Montreal, Wednesday June 2 1999 The McCord Museum inaugurates Quebec Silver from the Collection of the National Gallery of Canada, a travelling exhibition of both sacred and secular masterpieces of silversmithing. The exhibition bears witness to the passion of an extraordinary collector, Mr. Henry Birks, and elegantly documents the major trends marking the history of decorative arts in Canada since the seventeenth century. 

Silver has been used in Quebec since the arrival of the first French settlers — imported pieces from the home country were found alongside works by silversmiths active in the colony. Whether intended for sacred use or for the French-Canadian aristocracy, this early silverwork conveys the influence of the highly ornamental Baroque and Rococo styles. Works produced during the Neo-Classical period show both a characteristic severity of form and line and an interesting convergence of British and French influences.A more supple, sinuous vocabulary was restored during the historicist revivals of the early nineteenth-century, and many of the pieces from this era echo earlier stylistic themes. The Romantic reverence for nature combined with increasing nationalist sentiments gave rise to Canadian Naturalism. Pieces from this period feature local flora and fauna, particularly the maple leaf and the beaver, and refer to the daily routines and activities of Quebec society. The twentieth-century preoccupation with the relationship of form, function and beauty is well-documented by beautiful Art-Deco and Modern pieces in the exhibition.  All of the works originate in Quebec, historically renowned for its silversmiths and the artistry of the sacred vessels and other liturgical silver used in Roman Catholic worship.

## Supplied information
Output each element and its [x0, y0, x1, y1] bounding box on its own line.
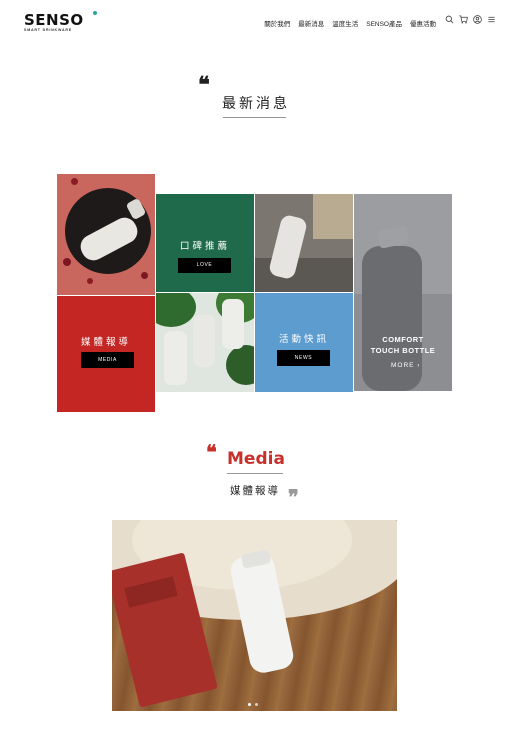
photo-tile-leaves[interactable] [156, 293, 254, 392]
media-tile[interactable]: 媒體報導 MEDIA [57, 296, 155, 412]
media-open-quote: ❝ [206, 440, 217, 464]
love-tile[interactable]: 口碑推薦 LOVE [156, 194, 254, 292]
comfort-line2: TOUCH BOTTLE [370, 346, 436, 355]
news-button[interactable]: NEWS [277, 350, 330, 366]
nav-item-life[interactable]: 溫度生活 [332, 18, 358, 28]
main-nav: 關於我們 最新消息 溫度生活 SENSO產品 優惠活動 [264, 18, 436, 28]
media-section-title: Media [227, 449, 285, 469]
nav-item-offers[interactable]: 優惠活動 [410, 18, 436, 28]
media-tile-title: 媒體報導 [80, 337, 131, 348]
nav-item-news[interactable]: 最新消息 [298, 18, 324, 28]
carousel-dot-1[interactable] [248, 703, 251, 706]
menu-icon[interactable] [487, 15, 496, 24]
carousel-dots [248, 703, 258, 706]
search-icon[interactable] [445, 15, 454, 24]
carousel-dot-2[interactable] [255, 703, 258, 706]
nav-item-about[interactable]: 關於我們 [264, 18, 290, 28]
photo-tile-roses[interactable] [57, 174, 155, 295]
logo-accent-dot [93, 11, 97, 15]
user-icon[interactable] [473, 15, 482, 24]
news-tile[interactable]: 活動快訊 NEWS [255, 293, 353, 392]
media-section-subtitle: 媒體報導 [230, 485, 280, 497]
brand-logo[interactable]: SENSO SMART DRINKWARE [24, 11, 97, 32]
media-title-underline [227, 473, 283, 474]
open-quote-mark: ❝ [198, 72, 210, 98]
comfort-bottle-tile[interactable]: COMFORT TOUCH BOTTLE MORE › [354, 194, 452, 391]
nav-item-products[interactable]: SENSO產品 [366, 18, 402, 28]
media-close-quote: ❞ [288, 485, 299, 509]
news-section-title: 最新消息 [222, 96, 290, 112]
photo-tile-cloth[interactable] [255, 194, 353, 292]
news-tile-title: 活動快訊 [278, 334, 329, 345]
site-header: SENSO SMART DRINKWARE 關於我們 最新消息 溫度生活 SEN… [0, 0, 508, 42]
media-button[interactable]: MEDIA [81, 352, 134, 368]
title-underline [223, 117, 286, 118]
love-tile-title: 口碑推薦 [179, 241, 230, 252]
media-carousel-image[interactable] [112, 520, 397, 711]
brand-name: SENSO [24, 11, 84, 29]
cart-icon[interactable] [459, 15, 468, 24]
love-button[interactable]: LOVE [178, 258, 231, 273]
nav-icons [445, 15, 496, 24]
more-link[interactable]: MORE › [391, 362, 420, 369]
comfort-line1: COMFORT [382, 335, 424, 344]
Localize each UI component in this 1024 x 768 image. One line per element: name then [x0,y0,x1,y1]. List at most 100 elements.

## Problem set
a: Answer these from the Quebec silver announcement above:
(i) Which museum inaugurates the exhibition?
(ii) Which two local motifs does the announcement single out in pieces from the Canadian Naturalism period?
(iii) Which pieces in the exhibition document the twentieth-century preoccupation with form, function and beauty?
b: Quote the Quebec silver announcement word for word, between "Montreal, Wednesday June" and "the seventeenth century.", inclusive.
c: Put this sentence from the Quebec silver announcement into French: "The Romantic reverence for nature combined with increasing nationalist sentiments gave rise to Canadian Naturalism."

## Set of answers
a:
(i) The McCord Museum.
(ii) The maple leaf and the beaver.
(iii) Art-Deco and Modern pieces.

b:
Montreal, Wednesday June 2 1999 The McCord Museum inaugurates Quebec Silver from the Collection of the National Gallery of Canada, a travelling exhibition of both sacred and secular masterpieces of silversmithing. The exhibition bears witness to the passion of an extraordinary collector, Mr. Henry Birks, and elegantly documents the major trends marking the history of decorative arts in Canada since the seventeenth century.

c: La révérence romantique pour la nature, conjuguée à des sentiments nationalistes croissants, a donné naissance au naturalisme canadien.